Problem description ::
Search the records for the word "بداية" and report each line that has it.

Raw records ::

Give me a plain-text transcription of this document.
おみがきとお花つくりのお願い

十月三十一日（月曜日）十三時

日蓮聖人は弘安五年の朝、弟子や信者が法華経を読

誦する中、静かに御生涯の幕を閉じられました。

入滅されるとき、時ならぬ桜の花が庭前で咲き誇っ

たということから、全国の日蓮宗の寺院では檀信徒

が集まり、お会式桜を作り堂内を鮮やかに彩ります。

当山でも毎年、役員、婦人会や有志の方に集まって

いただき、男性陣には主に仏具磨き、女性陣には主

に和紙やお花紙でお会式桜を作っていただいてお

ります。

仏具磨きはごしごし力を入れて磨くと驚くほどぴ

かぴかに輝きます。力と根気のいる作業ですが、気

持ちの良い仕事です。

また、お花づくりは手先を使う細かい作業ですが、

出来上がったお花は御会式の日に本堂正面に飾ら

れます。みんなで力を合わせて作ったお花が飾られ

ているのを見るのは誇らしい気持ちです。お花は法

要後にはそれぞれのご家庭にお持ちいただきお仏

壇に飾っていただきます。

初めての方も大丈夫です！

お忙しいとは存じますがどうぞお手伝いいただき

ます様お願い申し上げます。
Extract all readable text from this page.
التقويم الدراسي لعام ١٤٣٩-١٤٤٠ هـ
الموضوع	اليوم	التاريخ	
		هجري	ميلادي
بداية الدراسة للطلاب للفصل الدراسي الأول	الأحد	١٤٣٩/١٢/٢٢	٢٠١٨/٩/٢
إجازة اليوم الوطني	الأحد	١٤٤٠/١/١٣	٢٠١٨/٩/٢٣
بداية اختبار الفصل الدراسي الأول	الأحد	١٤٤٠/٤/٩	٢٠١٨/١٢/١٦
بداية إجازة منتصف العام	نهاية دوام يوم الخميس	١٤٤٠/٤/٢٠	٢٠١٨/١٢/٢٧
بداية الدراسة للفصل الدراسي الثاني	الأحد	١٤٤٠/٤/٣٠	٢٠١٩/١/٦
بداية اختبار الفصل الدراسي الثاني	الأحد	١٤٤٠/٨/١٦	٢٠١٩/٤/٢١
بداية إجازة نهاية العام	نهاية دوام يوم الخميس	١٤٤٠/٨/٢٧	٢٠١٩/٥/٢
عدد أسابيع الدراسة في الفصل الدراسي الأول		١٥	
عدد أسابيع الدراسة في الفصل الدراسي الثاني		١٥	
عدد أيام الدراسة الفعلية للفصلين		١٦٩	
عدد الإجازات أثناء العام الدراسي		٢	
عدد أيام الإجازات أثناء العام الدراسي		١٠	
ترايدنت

Answer to the task ::
بداية الدراسة للطلاب للفصل الدراسي الأول	الأحد	١٤٣٩/١٢/٢٢	٢٠١٨/٩/٢
بداية اختبار الفصل الدراسي الأول	الأحد	١٤٤٠/٤/٩	٢٠١٨/١٢/١٦
بداية إجازة منتصف العام	نهاية دوام يوم الخميس	١٤٤٠/٤/٢٠	٢٠١٨/١٢/٢٧
بداية الدراسة للفصل الدراسي الثاني	الأحد	١٤٤٠/٤/٣٠	٢٠١٩/١/٦
بداية اختبار الفصل الدراسي الثاني	الأحد	١٤٤٠/٨/١٦	٢٠١٩/٤/٢١
بداية إجازة نهاية العام	نهاية دوام يوم الخميس	١٤٤٠/٨/٢٧	٢٠١٩/٥/٢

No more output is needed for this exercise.